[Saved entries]
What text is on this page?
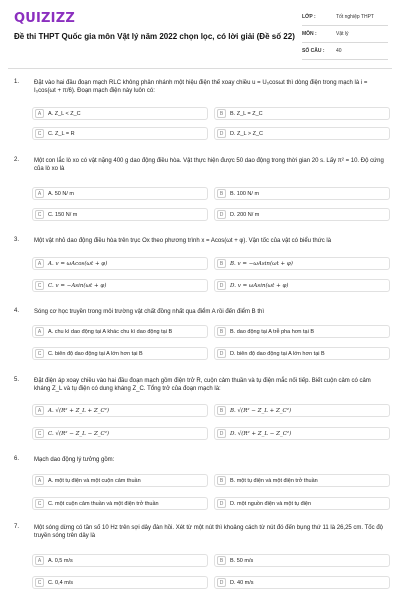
QUIZIZZ
Đề thi THPT Quốc gia môn Vật lý năm 2022 chọn lọc, có lời giải (Đề số 22)
LỚP :	Tốt nghiệp THPT
MÔN :	Vật lý
SỐ CÂU :	40
1. Đặt vào hai đầu đoạn mạch RLC không phân nhánh một hiệu điện thế xoay chiều u = U₀cosωt thì dòng điện trong mạch là i = I₀cos(ωt + π/6). Đoạn mạch điện này luôn có:
A	A. Z_L < Z_C	B	B. Z_L = Z_C
C	C. Z_L = R	D	D. Z_L > Z_C
2. Một con lắc lò xo có vật nặng 400 g dao động điều hòa. Vật thực hiện được 50 dao động trong thời gian 20 s. Lấy π² = 10. Độ cứng của lò xo là
A	A. 50 N/ m	B	B. 100 N/ m
C	C. 150 N/ m	D	D. 200 N/ m
3. Một vật nhỏ dao động điều hòa trên trục Ox theo phương trình x = Acos(ωt + φ). Vận tốc của vật có biểu thức là
A	A. v = ωAcos(ωt + φ)	B	B. v = −ωAsin(ωt + φ)
C	C. v = −Asin(ωt + φ)	D	D. v = ωAsin(ωt + φ)
4. Sóng cơ học truyền trong môi trường vật chất đồng nhất qua điểm A rồi đến điểm B thì
A	A. chu kì dao động tại A khác chu kì dao động tại B	B	B. dao động tại A trễ pha hơn tại B
C	C. biên độ dao động tại A lớn hơn tại B	D	D. biên độ dao động tại A lớn hơn tại B
5. Đặt điện áp xoay chiều vào hai đầu đoạn mạch gồm điện trở R, cuộn cảm thuần và tụ điện mắc nối tiếp. Biết cuộn cảm có cảm kháng Z_L và tụ điện có dung kháng Z_C. Tổng trở của đoạn mạch là:
A	A. √(R² + Z_L + Z_C²)	B	B. √(R² − Z_L + Z_C²)
C	C. √(R² − Z_L − Z_C²)	D	D. √(R² + Z_L − Z_C²)
6. Mạch dao động lý tưởng gồm:
A	A. một tụ điện và một cuộn cảm thuần	B	B. một tụ điện và một điện trở thuần
C	C. một cuộn cảm thuần và một điện trở thuần	D	D. một nguồn điện và một tụ điện
7. Một sóng dừng có tần số 10 Hz trên sợi dây đàn hồi. Xét từ một nút thì khoảng cách từ nút đó đến bụng thứ 11 là 26,25 cm. Tốc độ truyền sóng trên dây là
A	A. 0,5 m/s	B	B. 50 m/s
C	C. 0,4 m/s	D	D. 40 m/s
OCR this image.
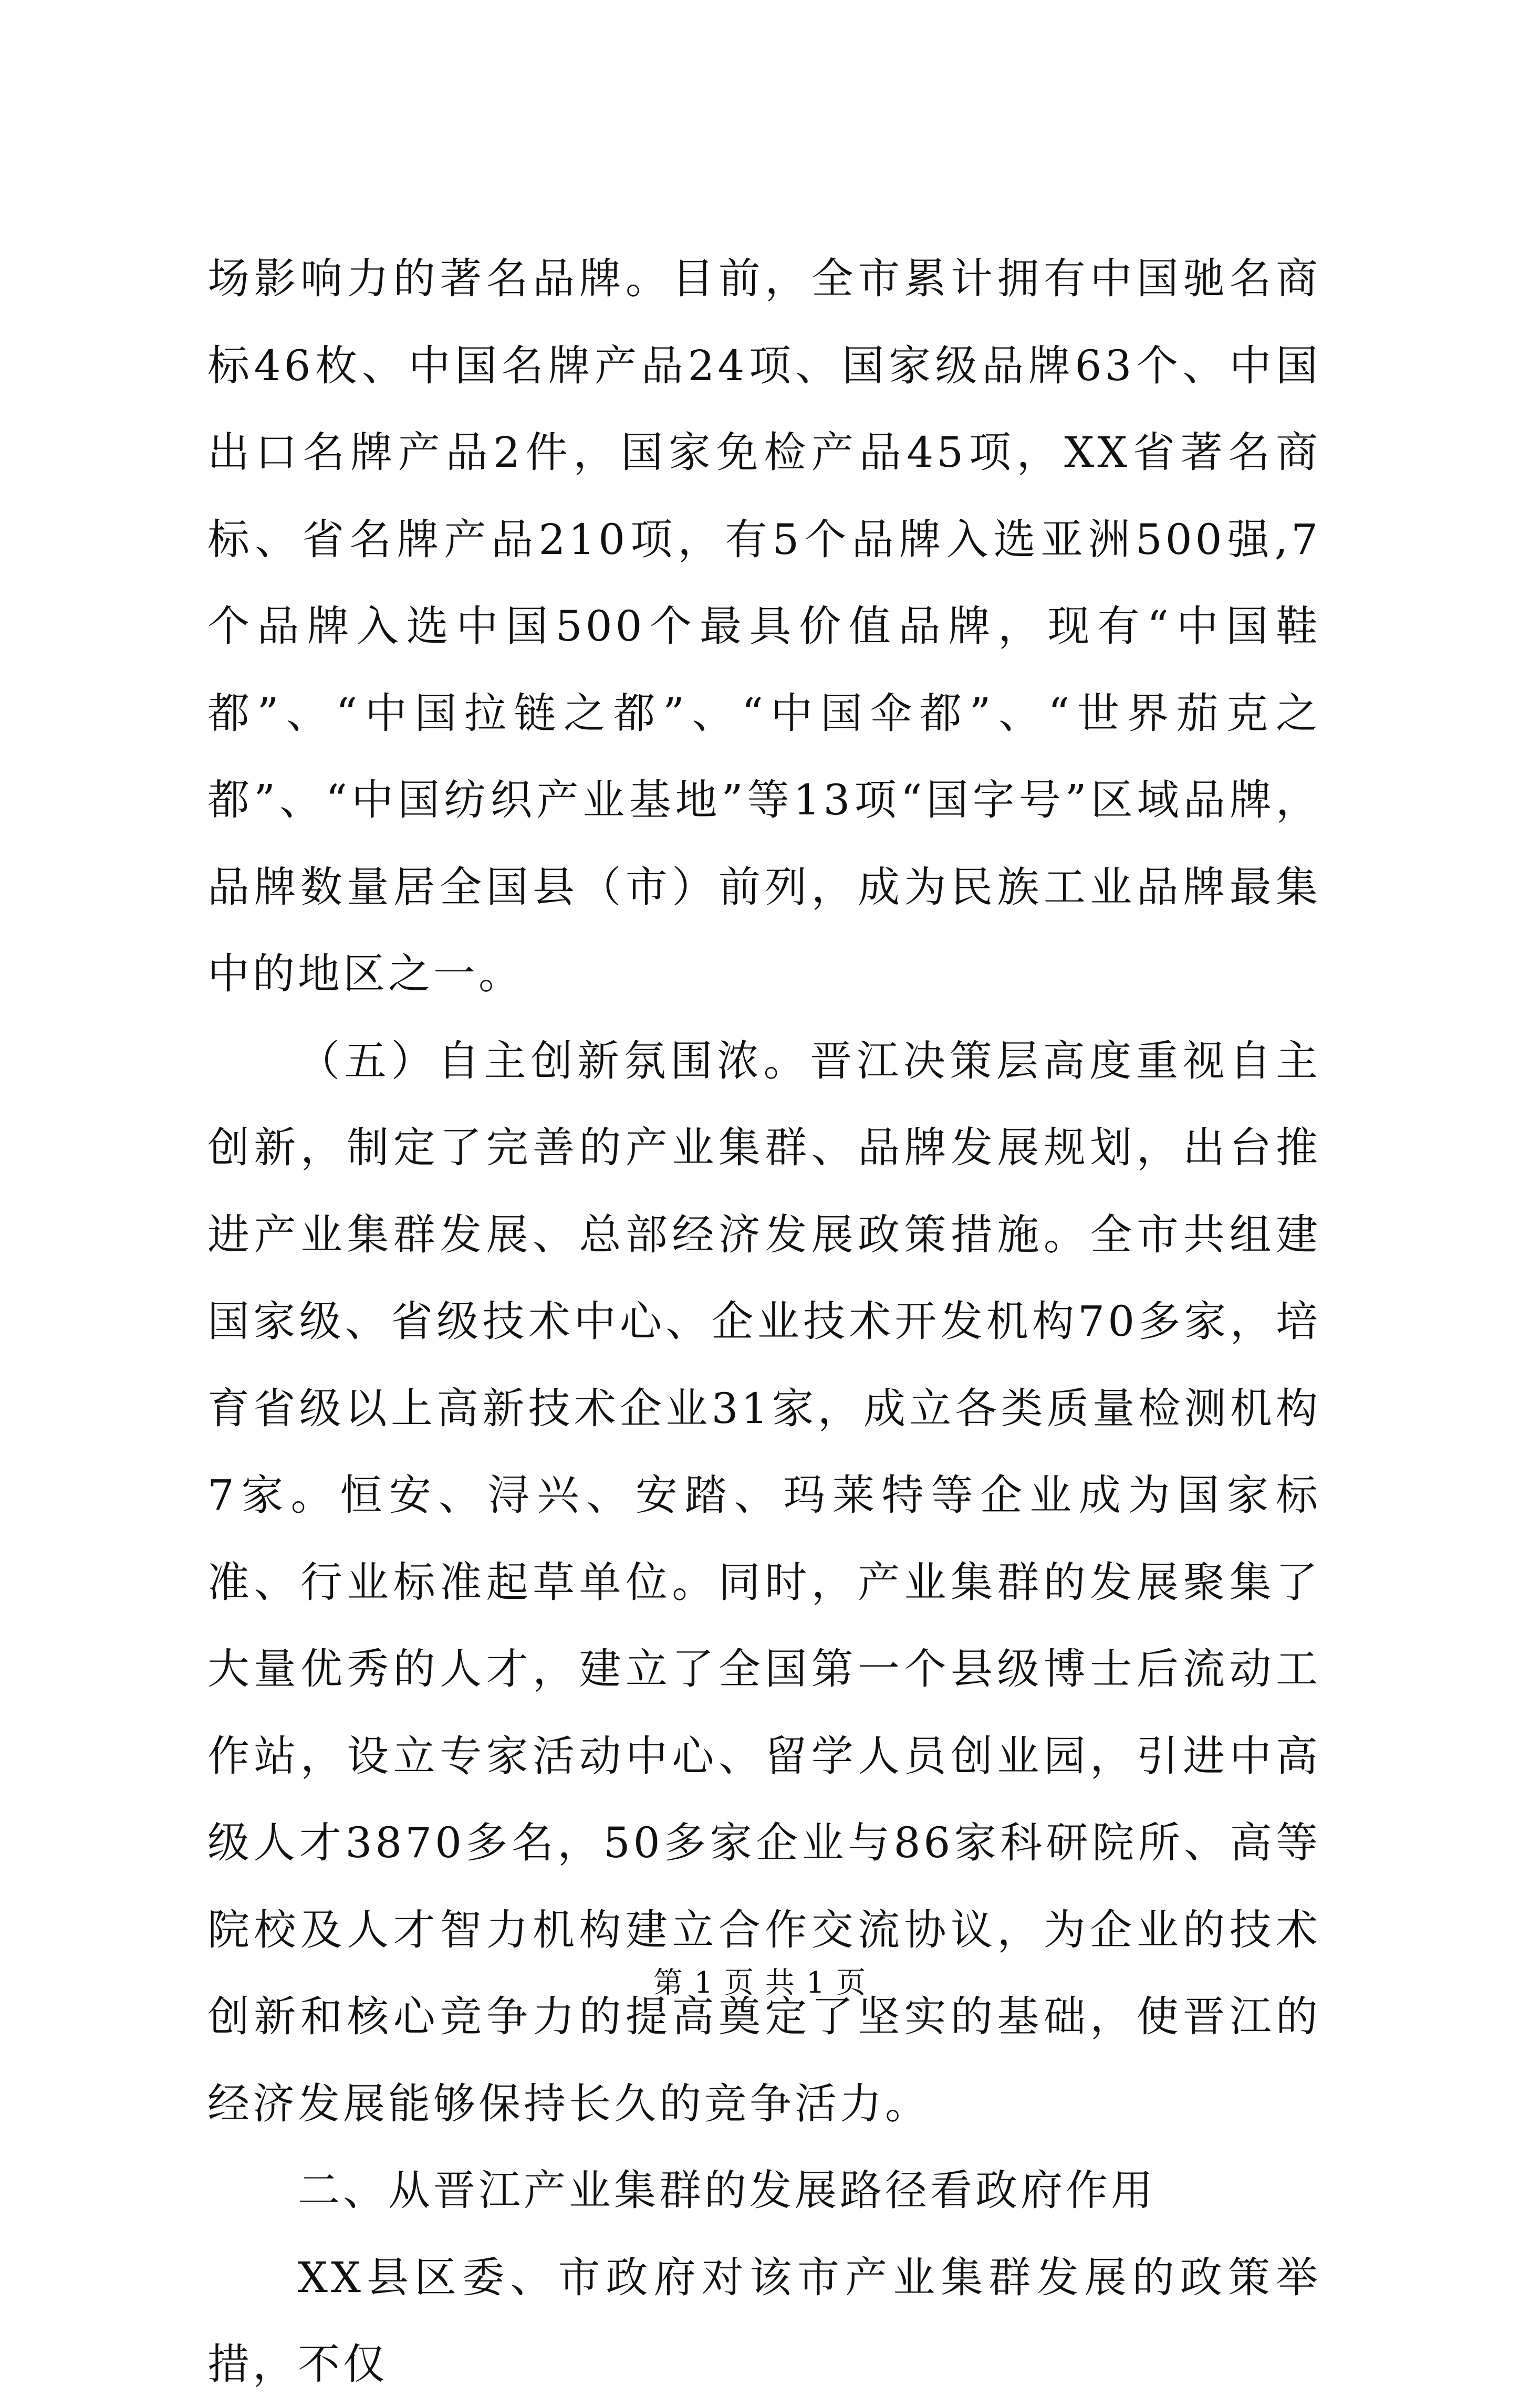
场影响力的著名品牌。目前，全市累计拥有中国驰名商标46枚、中国名牌产品24项、国家级品牌63个、中国出口名牌产品2件，国家免检产品45项，XX省著名商标、省名牌产品210项，有5个品牌入选亚洲500强,7个品牌入选中国500个最具价值品牌，现有“中国鞋都”、“中国拉链之都”、“中国伞都”、“世界茄克之都”、“中国纺织产业基地”等13项“国字号”区域品牌，品牌数量居全国县（市）前列，成为民族工业品牌最集中的地区之一。

（五）自主创新氛围浓。晋江决策层高度重视自主创新，制定了完善的产业集群、品牌发展规划，出台推进产业集群发展、总部经济发展政策措施。全市共组建国家级、省级技术中心、企业技术开发机构70多家，培育省级以上高新技术企业31家，成立各类质量检测机构7家。恒安、浔兴、安踏、玛莱特等企业成为国家标准、行业标准起草单位。同时，产业集群的发展聚集了大量优秀的人才，建立了全国第一个县级博士后流动工作站，设立专家活动中心、留学人员创业园，引进中高级人才3870多名，50多家企业与86家科研院所、高等院校及人才智力机构建立合作交流协议，为企业的技术创新和核心竞争力的提高奠定了坚实的基础，使晋江的经济发展能够保持长久的竞争活力。

二、从晋江产业集群的发展路径看政府作用

XX县区委、市政府对该市产业集群发展的政策举措，不仅

第 1 页 共 1 页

> [Challenge]: Determine how many lines in the data above contain the string "truyền". Give nothing except the number.

> [Answer in full]: 2